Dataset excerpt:
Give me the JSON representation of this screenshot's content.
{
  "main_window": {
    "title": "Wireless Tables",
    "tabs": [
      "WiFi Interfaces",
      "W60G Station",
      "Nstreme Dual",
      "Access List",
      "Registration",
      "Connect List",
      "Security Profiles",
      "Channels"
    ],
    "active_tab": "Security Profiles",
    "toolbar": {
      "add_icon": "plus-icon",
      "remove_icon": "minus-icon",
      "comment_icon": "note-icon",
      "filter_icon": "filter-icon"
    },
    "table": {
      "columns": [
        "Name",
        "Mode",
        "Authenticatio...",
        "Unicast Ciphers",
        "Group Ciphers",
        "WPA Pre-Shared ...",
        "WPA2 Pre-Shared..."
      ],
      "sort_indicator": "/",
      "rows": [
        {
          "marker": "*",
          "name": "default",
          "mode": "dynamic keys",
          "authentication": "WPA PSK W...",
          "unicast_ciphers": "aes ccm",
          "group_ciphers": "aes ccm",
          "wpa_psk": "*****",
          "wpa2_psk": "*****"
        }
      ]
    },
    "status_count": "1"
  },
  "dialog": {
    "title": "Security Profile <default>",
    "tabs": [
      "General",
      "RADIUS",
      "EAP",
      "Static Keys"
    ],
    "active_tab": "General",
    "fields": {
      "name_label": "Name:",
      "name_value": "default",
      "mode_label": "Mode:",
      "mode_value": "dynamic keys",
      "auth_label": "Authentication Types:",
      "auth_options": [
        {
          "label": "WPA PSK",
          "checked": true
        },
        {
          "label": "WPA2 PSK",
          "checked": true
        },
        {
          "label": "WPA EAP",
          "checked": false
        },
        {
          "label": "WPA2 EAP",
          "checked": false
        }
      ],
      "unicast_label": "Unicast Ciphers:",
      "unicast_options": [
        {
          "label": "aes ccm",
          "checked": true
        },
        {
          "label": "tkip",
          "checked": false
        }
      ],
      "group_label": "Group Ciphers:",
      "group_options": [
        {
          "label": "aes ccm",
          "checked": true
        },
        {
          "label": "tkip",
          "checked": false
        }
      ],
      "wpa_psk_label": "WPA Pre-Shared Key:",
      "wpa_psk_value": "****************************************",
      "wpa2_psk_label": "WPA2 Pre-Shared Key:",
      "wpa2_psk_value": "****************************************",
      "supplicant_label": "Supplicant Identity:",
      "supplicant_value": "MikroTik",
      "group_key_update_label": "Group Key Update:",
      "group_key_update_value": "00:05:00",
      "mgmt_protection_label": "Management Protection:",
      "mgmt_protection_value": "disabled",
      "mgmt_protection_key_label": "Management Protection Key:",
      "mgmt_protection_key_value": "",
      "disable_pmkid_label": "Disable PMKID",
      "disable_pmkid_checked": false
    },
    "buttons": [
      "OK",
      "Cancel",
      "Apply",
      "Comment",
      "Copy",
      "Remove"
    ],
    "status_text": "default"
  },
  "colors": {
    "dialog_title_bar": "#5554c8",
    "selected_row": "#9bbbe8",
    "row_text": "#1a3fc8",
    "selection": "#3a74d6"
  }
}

WORK TO COMPLETE ▸
Print all of the data exactly as it was given.

COMPLETE OUTPUT ▸
Give me the JSON representation of this screenshot's content.
{
  "main_window": {
    "title": "Wireless Tables",
    "tabs": [
      "WiFi Interfaces",
      "W60G Station",
      "Nstreme Dual",
      "Access List",
      "Registration",
      "Connect List",
      "Security Profiles",
      "Channels"
    ],
    "active_tab": "Security Profiles",
    "toolbar": {
      "add_icon": "plus-icon",
      "remove_icon": "minus-icon",
      "comment_icon": "note-icon",
      "filter_icon": "filter-icon"
    },
    "table": {
      "columns": [
        "Name",
        "Mode",
        "Authenticatio...",
        "Unicast Ciphers",
        "Group Ciphers",
        "WPA Pre-Shared ...",
        "WPA2 Pre-Shared..."
      ],
      "sort_indicator": "/",
      "rows": [
        {
          "marker": "*",
          "name": "default",
          "mode": "dynamic keys",
          "authentication": "WPA PSK W...",
          "unicast_ciphers": "aes ccm",
          "group_ciphers": "aes ccm",
          "wpa_psk": "*****",
          "wpa2_psk": "*****"
        }
      ]
    },
    "status_count": "1"
  },
  "dialog": {
    "title": "Security Profile <default>",
    "tabs": [
      "General",
      "RADIUS",
      "EAP",
      "Static Keys"
    ],
    "active_tab": "General",
    "fields": {
      "name_label": "Name:",
      "name_value": "default",
      "mode_label": "Mode:",
      "mode_value": "dynamic keys",
      "auth_label": "Authentication Types:",
      "auth_options": [
        {
          "label": "WPA PSK",
          "checked": true
        },
        {
          "label": "WPA2 PSK",
          "checked": true
        },
        {
          "label": "WPA EAP",
          "checked": false
        },
        {
          "label": "WPA2 EAP",
          "checked": false
        }
      ],
      "unicast_label": "Unicast Ciphers:",
      "unicast_options": [
        {
          "label": "aes ccm",
          "checked": true
        },
        {
          "label": "tkip",
          "checked": false
        }
      ],
      "group_label": "Group Ciphers:",
      "group_options": [
        {
          "label": "aes ccm",
          "checked": true
        },
        {
          "label": "tkip",
          "checked": false
        }
      ],
      "wpa_psk_label": "WPA Pre-Shared Key:",
      "wpa_psk_value": "****************************************",
      "wpa2_psk_label": "WPA2 Pre-Shared Key:",
      "wpa2_psk_value": "****************************************",
      "supplicant_label": "Supplicant Identity:",
      "supplicant_value": "MikroTik",
      "group_key_update_label": "Group Key Update:",
      "group_key_update_value": "00:05:00",
      "mgmt_protection_label": "Management Protection:",
      "mgmt_protection_value": "disabled",
      "mgmt_protection_key_label": "Management Protection Key:",
      "mgmt_protection_key_value": "",
      "disable_pmkid_label": "Disable PMKID",
      "disable_pmkid_checked": false
    },
    "buttons": [
      "OK",
      "Cancel",
      "Apply",
      "Comment",
      "Copy",
      "Remove"
    ],
    "status_text": "default"
  },
  "colors": {
    "dialog_title_bar": "#5554c8",
    "selected_row": "#9bbbe8",
    "row_text": "#1a3fc8",
    "selection": "#3a74d6"
  }
}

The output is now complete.